#### GOAL OF THE EXERCISE:
No images are to be carried over; print all other material exactly as it stands.
● ● ● ● ● ● ●
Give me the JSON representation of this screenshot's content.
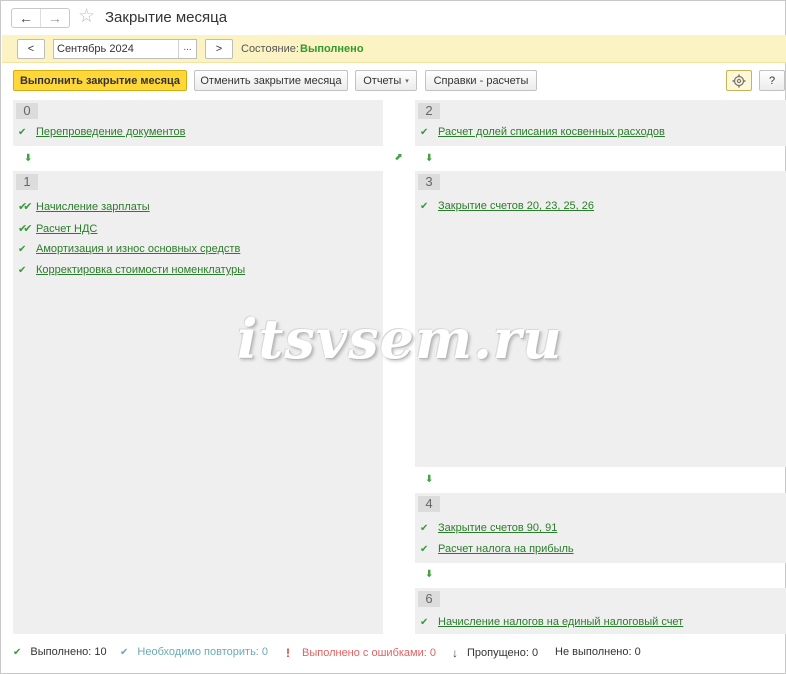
{
  "window": {
    "title": "Закрытие месяца",
    "back_icon": "back-arrow-icon",
    "forward_icon": "forward-arrow-icon",
    "favorite_icon": "star-icon"
  },
  "period": {
    "prev_label": "<",
    "next_label": ">",
    "value": "Сентябрь 2024",
    "select_label": "...",
    "state_label": "Состояние:",
    "state_value": "Выполнено"
  },
  "toolbar": {
    "run_label": "Выполнить закрытие месяца",
    "cancel_label": "Отменить закрытие месяца",
    "reports_label": "Отчеты",
    "references_label": "Справки - расчеты",
    "settings_icon": "gear-icon",
    "help_label": "?",
    "caret": "▾"
  },
  "stages": [
    {
      "number": "0",
      "operations": [
        {
          "label": "Перепроведение документов",
          "status": "done"
        }
      ]
    },
    {
      "number": "1",
      "operations": [
        {
          "label": "Начисление зарплаты",
          "status": "done-with-sub"
        },
        {
          "label": "Расчет НДС",
          "status": "done-with-sub"
        },
        {
          "label": "Амортизация и износ основных средств",
          "status": "done"
        },
        {
          "label": "Корректировка стоимости номенклатуры",
          "status": "done"
        }
      ]
    },
    {
      "number": "2",
      "operations": [
        {
          "label": "Расчет долей списания косвенных расходов",
          "status": "done"
        }
      ]
    },
    {
      "number": "3",
      "operations": [
        {
          "label": "Закрытие счетов 20, 23, 25, 26",
          "status": "done"
        }
      ]
    },
    {
      "number": "4",
      "operations": [
        {
          "label": "Закрытие счетов 90, 91",
          "status": "done"
        },
        {
          "label": "Расчет налога на прибыль",
          "status": "done"
        }
      ]
    },
    {
      "number": "6",
      "operations": [
        {
          "label": "Начисление налогов на единый налоговый счет",
          "status": "done"
        }
      ]
    }
  ],
  "watermark": "itsvsem.ru",
  "status_bar": {
    "done": "Выполнено: 10",
    "repeat": "Необходимо повторить: 0",
    "errors": "Выполнено с ошибками: 0",
    "skipped": "Пропущено: 0",
    "not_done": "Не выполнено: 0"
  },
  "colors": {
    "accent_yellow": "#ffd738",
    "period_bg": "#fbf3c4",
    "success_green": "#339a2c",
    "link_green": "#2a7d2a",
    "error_red": "#e06262",
    "repeat_teal": "#6aaab5"
  }
}
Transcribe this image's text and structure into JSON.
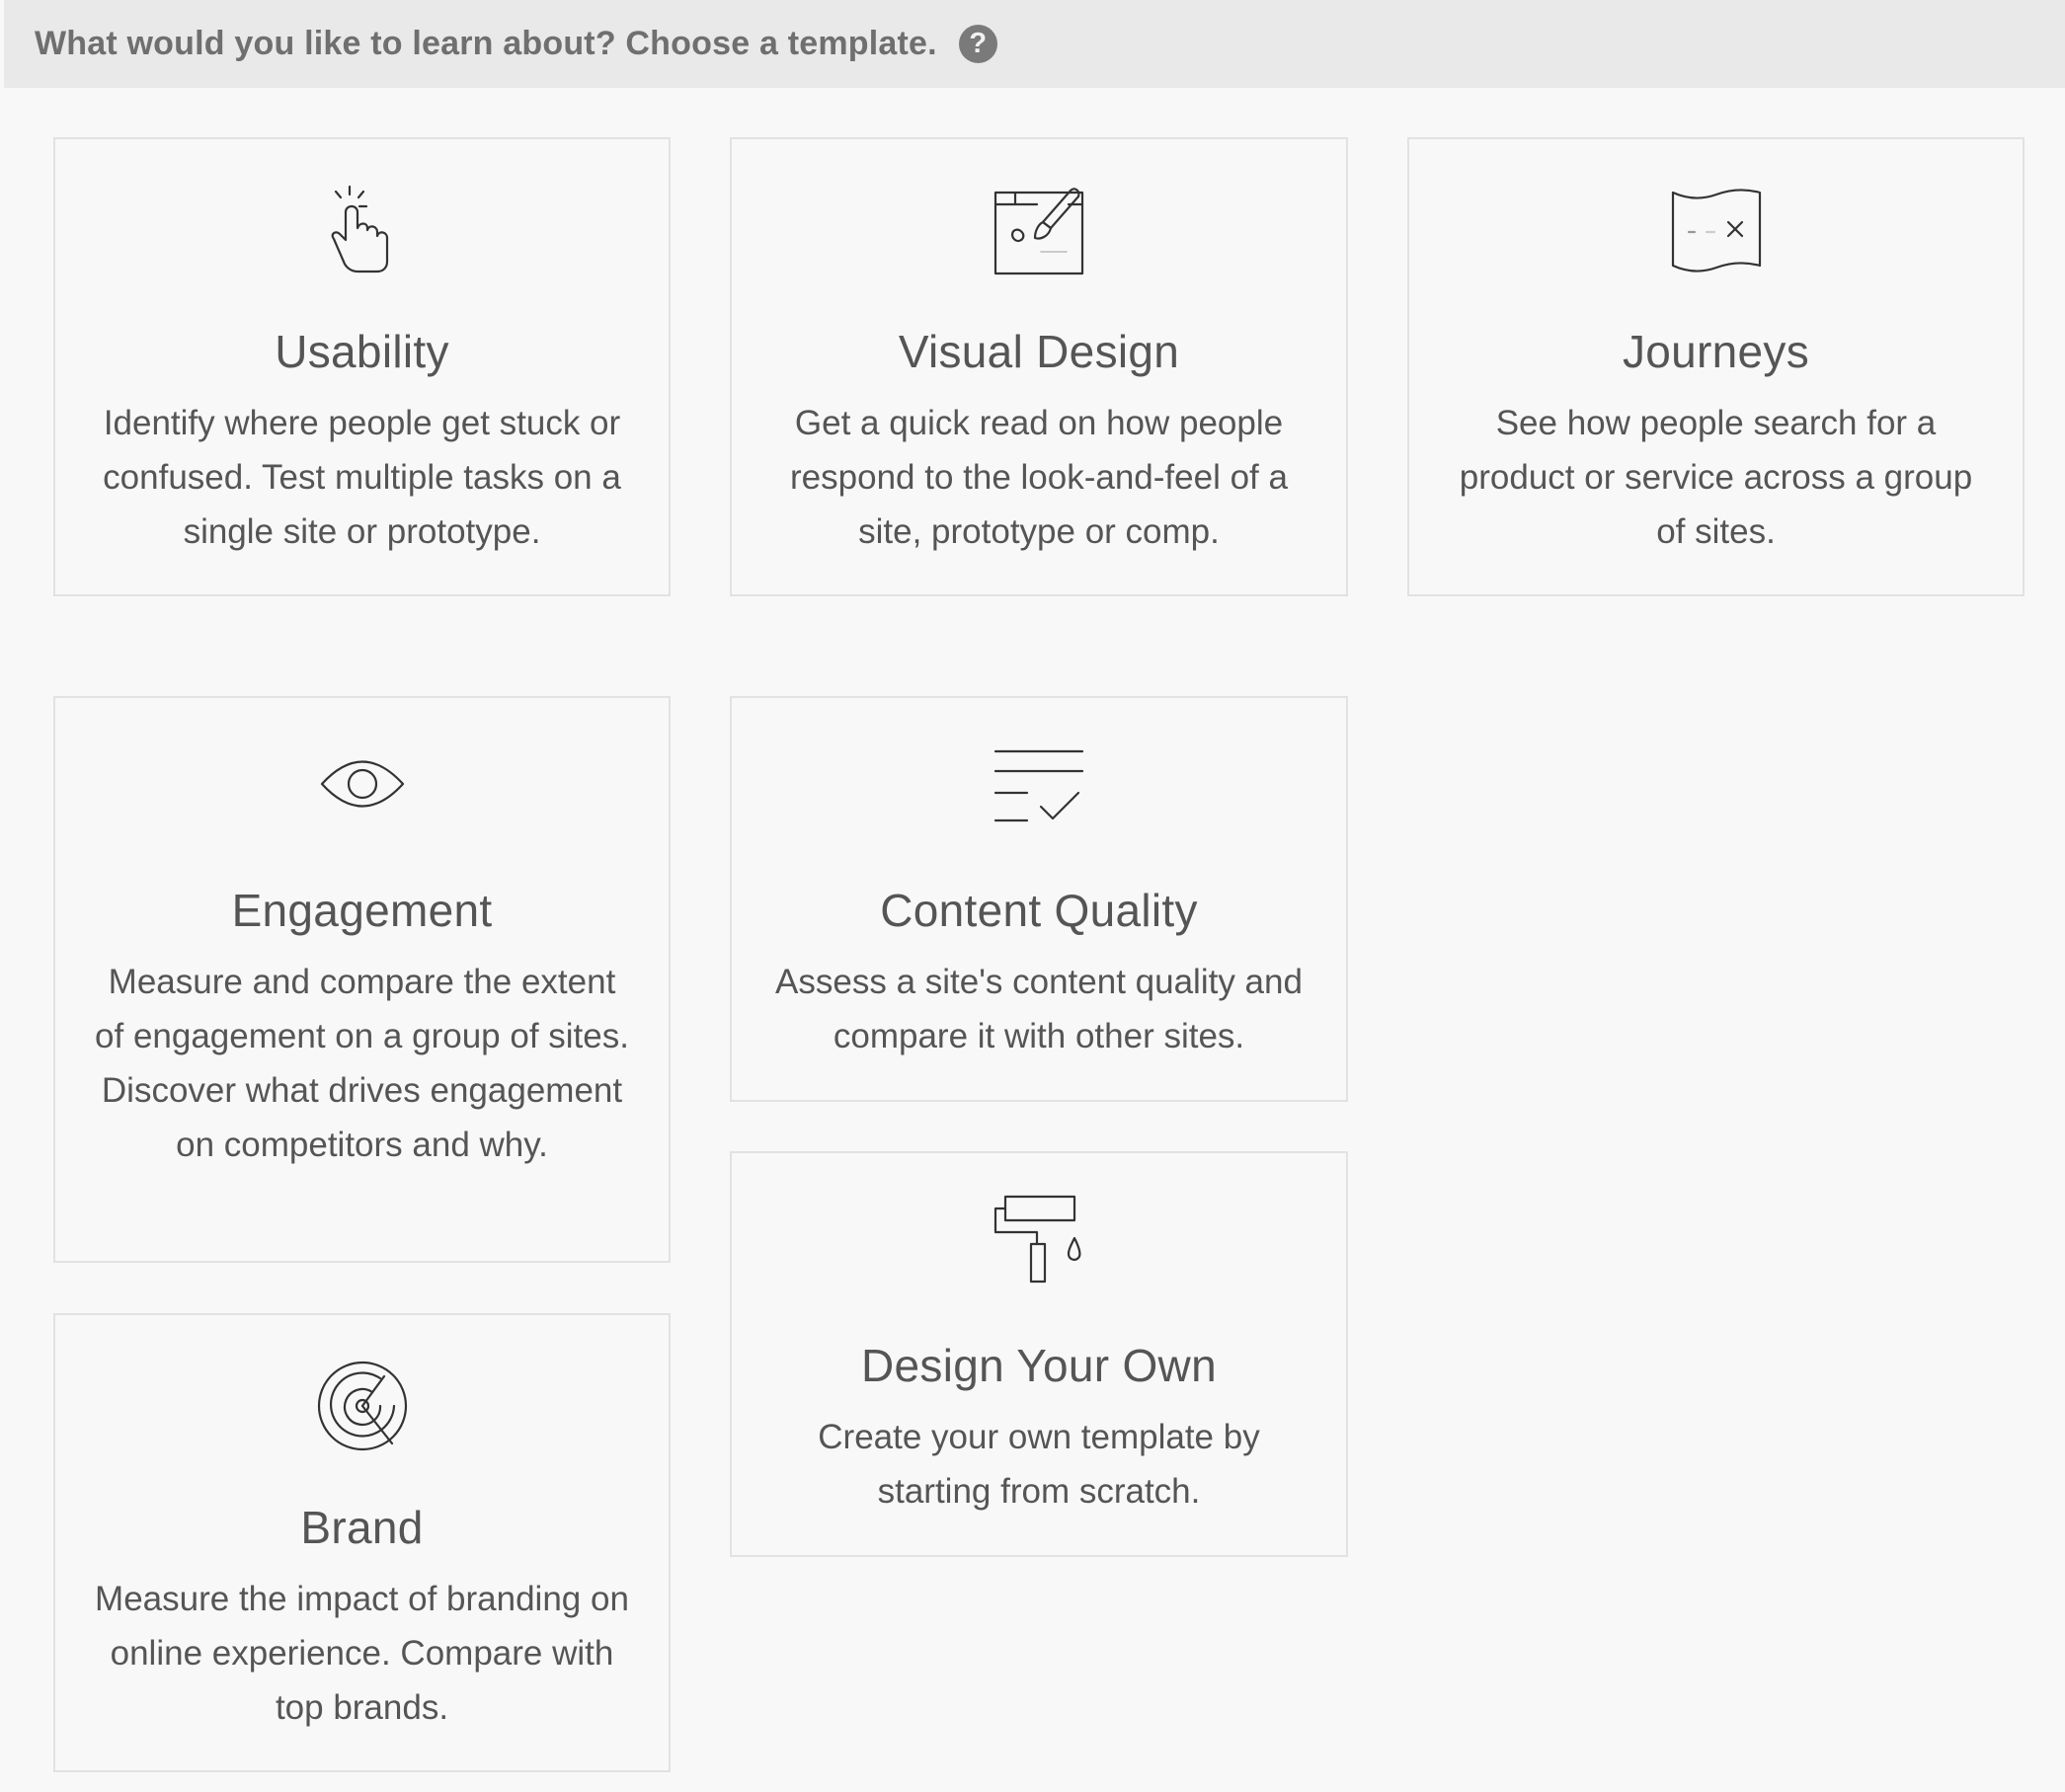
{
  "header": {
    "title": "What would you like to learn about? Choose a template.",
    "help_icon": "?"
  },
  "cards": [
    {
      "icon": "pointer-hand-icon",
      "title": "Usability",
      "description": "Identify where people get stuck or confused. Test multiple tasks on a single site or prototype."
    },
    {
      "icon": "design-board-icon",
      "title": "Visual Design",
      "description": "Get a quick read on how people respond to the look-and-feel of a site, prototype or comp."
    },
    {
      "icon": "map-icon",
      "title": "Journeys",
      "description": "See how people search for a product or service across a group of sites."
    },
    {
      "icon": "eye-icon",
      "title": "Engagement",
      "description": "Measure and compare the extent of engagement on a group of sites. Discover what drives engagement on competitors and why."
    },
    {
      "icon": "checklist-icon",
      "title": "Content Quality",
      "description": "Assess a site's content quality and compare it with other sites."
    },
    {
      "icon": "paint-roller-icon",
      "title": "Design Your Own",
      "description": "Create your own template by starting from scratch."
    },
    {
      "icon": "target-icon",
      "title": "Brand",
      "description": "Measure the impact of branding on online experience. Compare with top brands."
    }
  ]
}
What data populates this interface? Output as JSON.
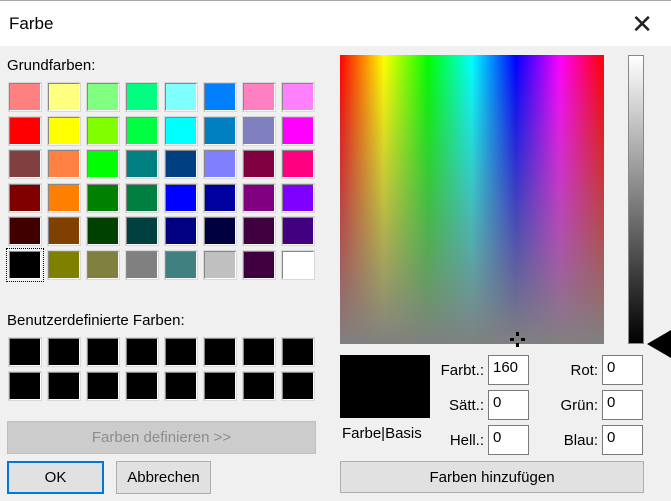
{
  "window": {
    "title": "Farbe",
    "close_label": "✕"
  },
  "basic": {
    "label": "Grundfarben:",
    "colors": [
      [
        "#FF8080",
        "#FFFF80",
        "#80FF80",
        "#00FF80",
        "#80FFFF",
        "#0080FF",
        "#FF80C0",
        "#FF80FF"
      ],
      [
        "#FF0000",
        "#FFFF00",
        "#80FF00",
        "#00FF40",
        "#00FFFF",
        "#0080C0",
        "#8080C0",
        "#FF00FF"
      ],
      [
        "#804040",
        "#FF8040",
        "#00FF00",
        "#008080",
        "#004080",
        "#8080FF",
        "#800040",
        "#FF0080"
      ],
      [
        "#800000",
        "#FF8000",
        "#008000",
        "#008040",
        "#0000FF",
        "#0000A0",
        "#800080",
        "#8000FF"
      ],
      [
        "#400000",
        "#804000",
        "#004000",
        "#004040",
        "#000080",
        "#000040",
        "#400040",
        "#400080"
      ],
      [
        "#000000",
        "#808000",
        "#808040",
        "#808080",
        "#408080",
        "#C0C0C0",
        "#400040",
        "#FFFFFF"
      ]
    ],
    "selected": [
      5,
      0
    ]
  },
  "custom": {
    "label": "Benutzerdefinierte Farben:",
    "colors": [
      [
        "#000000",
        "#000000",
        "#000000",
        "#000000",
        "#000000",
        "#000000",
        "#000000",
        "#000000"
      ],
      [
        "#000000",
        "#000000",
        "#000000",
        "#000000",
        "#000000",
        "#000000",
        "#000000",
        "#000000"
      ]
    ]
  },
  "buttons": {
    "define": "Farben definieren >>",
    "ok": "OK",
    "cancel": "Abbrechen",
    "add": "Farben hinzufügen"
  },
  "preview": {
    "label": "Farbe|Basis",
    "color": "#000000"
  },
  "fields": {
    "hue_label": "Farbt.:",
    "hue": "160",
    "sat_label": "Sätt.:",
    "sat": "0",
    "lum_label": "Hell.:",
    "lum": "0",
    "red_label": "Rot:",
    "red": "0",
    "green_label": "Grün:",
    "green": "0",
    "blue_label": "Blau:",
    "blue": "0"
  }
}
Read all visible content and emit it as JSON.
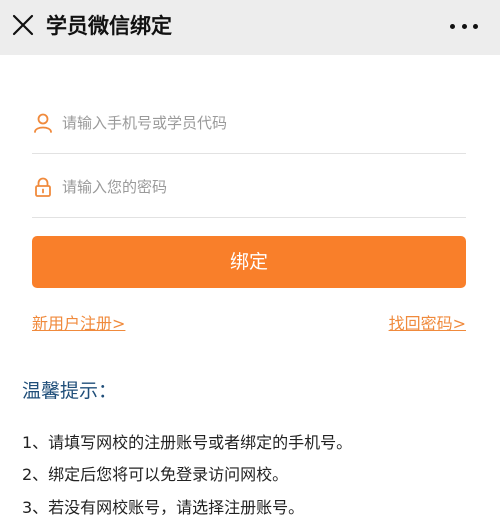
{
  "header": {
    "title": "学员微信绑定",
    "close_icon": "close-icon",
    "more_icon": "more-dots-icon"
  },
  "form": {
    "account_placeholder": "请输入手机号或学员代码",
    "account_icon": "user-icon",
    "password_placeholder": "请输入您的密码",
    "password_icon": "lock-icon",
    "bind_label": "绑定",
    "register_link": "新用户注册>",
    "forgot_link": "找回密码>"
  },
  "tips": {
    "title": "温馨提示：",
    "items": [
      "1、请填写网校的注册账号或者绑定的手机号。",
      "2、绑定后您将可以免登录访问网校。",
      "3、若没有网校账号，请选择注册账号。"
    ]
  },
  "colors": {
    "accent": "#f97f2a",
    "link": "#f08a3c",
    "tips_title": "#1f4e79",
    "header_bg": "#ededed"
  }
}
● ● ● ● ● ● ●
#### SOLUTION FOR THIS PROBLEM:
Give me the JSON representation of this screenshot's content.
{
  "window": {
    "title": "Закрытие месяца",
    "back_icon": "back-arrow-icon",
    "forward_icon": "forward-arrow-icon",
    "favorite_icon": "star-icon"
  },
  "period": {
    "prev_label": "<",
    "next_label": ">",
    "value": "Сентябрь 2024",
    "select_label": "...",
    "state_label": "Состояние:",
    "state_value": "Выполнено"
  },
  "toolbar": {
    "run_label": "Выполнить закрытие месяца",
    "cancel_label": "Отменить закрытие месяца",
    "reports_label": "Отчеты",
    "references_label": "Справки - расчеты",
    "settings_icon": "gear-icon",
    "help_label": "?",
    "caret": "▾"
  },
  "stages": [
    {
      "number": "0",
      "operations": [
        {
          "label": "Перепроведение документов",
          "status": "done"
        }
      ]
    },
    {
      "number": "1",
      "operations": [
        {
          "label": "Начисление зарплаты",
          "status": "done-with-sub"
        },
        {
          "label": "Расчет НДС",
          "status": "done-with-sub"
        },
        {
          "label": "Амортизация и износ основных средств",
          "status": "done"
        },
        {
          "label": "Корректировка стоимости номенклатуры",
          "status": "done"
        }
      ]
    },
    {
      "number": "2",
      "operations": [
        {
          "label": "Расчет долей списания косвенных расходов",
          "status": "done"
        }
      ]
    },
    {
      "number": "3",
      "operations": [
        {
          "label": "Закрытие счетов 20, 23, 25, 26",
          "status": "done"
        }
      ]
    },
    {
      "number": "4",
      "operations": [
        {
          "label": "Закрытие счетов 90, 91",
          "status": "done"
        },
        {
          "label": "Расчет налога на прибыль",
          "status": "done"
        }
      ]
    },
    {
      "number": "6",
      "operations": [
        {
          "label": "Начисление налогов на единый налоговый счет",
          "status": "done"
        }
      ]
    }
  ],
  "watermark": "itsvsem.ru",
  "status_bar": {
    "done": "Выполнено: 10",
    "repeat": "Необходимо повторить: 0",
    "errors": "Выполнено с ошибками: 0",
    "skipped": "Пропущено: 0",
    "not_done": "Не выполнено: 0"
  },
  "colors": {
    "accent_yellow": "#ffd738",
    "period_bg": "#fbf3c4",
    "success_green": "#339a2c",
    "link_green": "#2a7d2a",
    "error_red": "#e06262",
    "repeat_teal": "#6aaab5"
  }
}
Transcribe this image's text and structure into JSON.
{
  "header": {
    "title": "What would you like to learn about? Choose a template.",
    "help_icon": "?"
  },
  "cards": [
    {
      "icon": "pointer-hand-icon",
      "title": "Usability",
      "description": "Identify where people get stuck or confused. Test multiple tasks on a single site or prototype."
    },
    {
      "icon": "design-board-icon",
      "title": "Visual Design",
      "description": "Get a quick read on how people respond to the look-and-feel of a site, prototype or comp."
    },
    {
      "icon": "map-icon",
      "title": "Journeys",
      "description": "See how people search for a product or service across a group of sites."
    },
    {
      "icon": "eye-icon",
      "title": "Engagement",
      "description": "Measure and compare the extent of engagement on a group of sites. Discover what drives engagement on competitors and why."
    },
    {
      "icon": "checklist-icon",
      "title": "Content Quality",
      "description": "Assess a site's content quality and compare it with other sites."
    },
    {
      "icon": "paint-roller-icon",
      "title": "Design Your Own",
      "description": "Create your own template by starting from scratch."
    },
    {
      "icon": "target-icon",
      "title": "Brand",
      "description": "Measure the impact of branding on online experience. Compare with top brands."
    }
  ]
}
What data populates this interface? Output as JSON.
{
  "window": {
    "title": "Farbe",
    "close_label": "✕"
  },
  "basic": {
    "label": "Grundfarben:",
    "colors": [
      [
        "#FF8080",
        "#FFFF80",
        "#80FF80",
        "#00FF80",
        "#80FFFF",
        "#0080FF",
        "#FF80C0",
        "#FF80FF"
      ],
      [
        "#FF0000",
        "#FFFF00",
        "#80FF00",
        "#00FF40",
        "#00FFFF",
        "#0080C0",
        "#8080C0",
        "#FF00FF"
      ],
      [
        "#804040",
        "#FF8040",
        "#00FF00",
        "#008080",
        "#004080",
        "#8080FF",
        "#800040",
        "#FF0080"
      ],
      [
        "#800000",
        "#FF8000",
        "#008000",
        "#008040",
        "#0000FF",
        "#0000A0",
        "#800080",
        "#8000FF"
      ],
      [
        "#400000",
        "#804000",
        "#004000",
        "#004040",
        "#000080",
        "#000040",
        "#400040",
        "#400080"
      ],
      [
        "#000000",
        "#808000",
        "#808040",
        "#808080",
        "#408080",
        "#C0C0C0",
        "#400040",
        "#FFFFFF"
      ]
    ],
    "selected": [
      5,
      0
    ]
  },
  "custom": {
    "label": "Benutzerdefinierte Farben:",
    "colors": [
      [
        "#000000",
        "#000000",
        "#000000",
        "#000000",
        "#000000",
        "#000000",
        "#000000",
        "#000000"
      ],
      [
        "#000000",
        "#000000",
        "#000000",
        "#000000",
        "#000000",
        "#000000",
        "#000000",
        "#000000"
      ]
    ]
  },
  "buttons": {
    "define": "Farben definieren >>",
    "ok": "OK",
    "cancel": "Abbrechen",
    "add": "Farben hinzufügen"
  },
  "preview": {
    "label": "Farbe|Basis",
    "color": "#000000"
  },
  "fields": {
    "hue_label": "Farbt.:",
    "hue": "160",
    "sat_label": "Sätt.:",
    "sat": "0",
    "lum_label": "Hell.:",
    "lum": "0",
    "red_label": "Rot:",
    "red": "0",
    "green_label": "Grün:",
    "green": "0",
    "blue_label": "Blau:",
    "blue": "0"
  }
}
Read all visible content and emit it as JSON.
{
  "header": {
    "title": "学员微信绑定",
    "close_icon": "close-icon",
    "more_icon": "more-dots-icon"
  },
  "form": {
    "account_placeholder": "请输入手机号或学员代码",
    "account_icon": "user-icon",
    "password_placeholder": "请输入您的密码",
    "password_icon": "lock-icon",
    "bind_label": "绑定",
    "register_link": "新用户注册>",
    "forgot_link": "找回密码>"
  },
  "tips": {
    "title": "温馨提示：",
    "items": [
      "1、请填写网校的注册账号或者绑定的手机号。",
      "2、绑定后您将可以免登录访问网校。",
      "3、若没有网校账号，请选择注册账号。"
    ]
  },
  "colors": {
    "accent": "#f97f2a",
    "link": "#f08a3c",
    "tips_title": "#1f4e79",
    "header_bg": "#ededed"
  }
}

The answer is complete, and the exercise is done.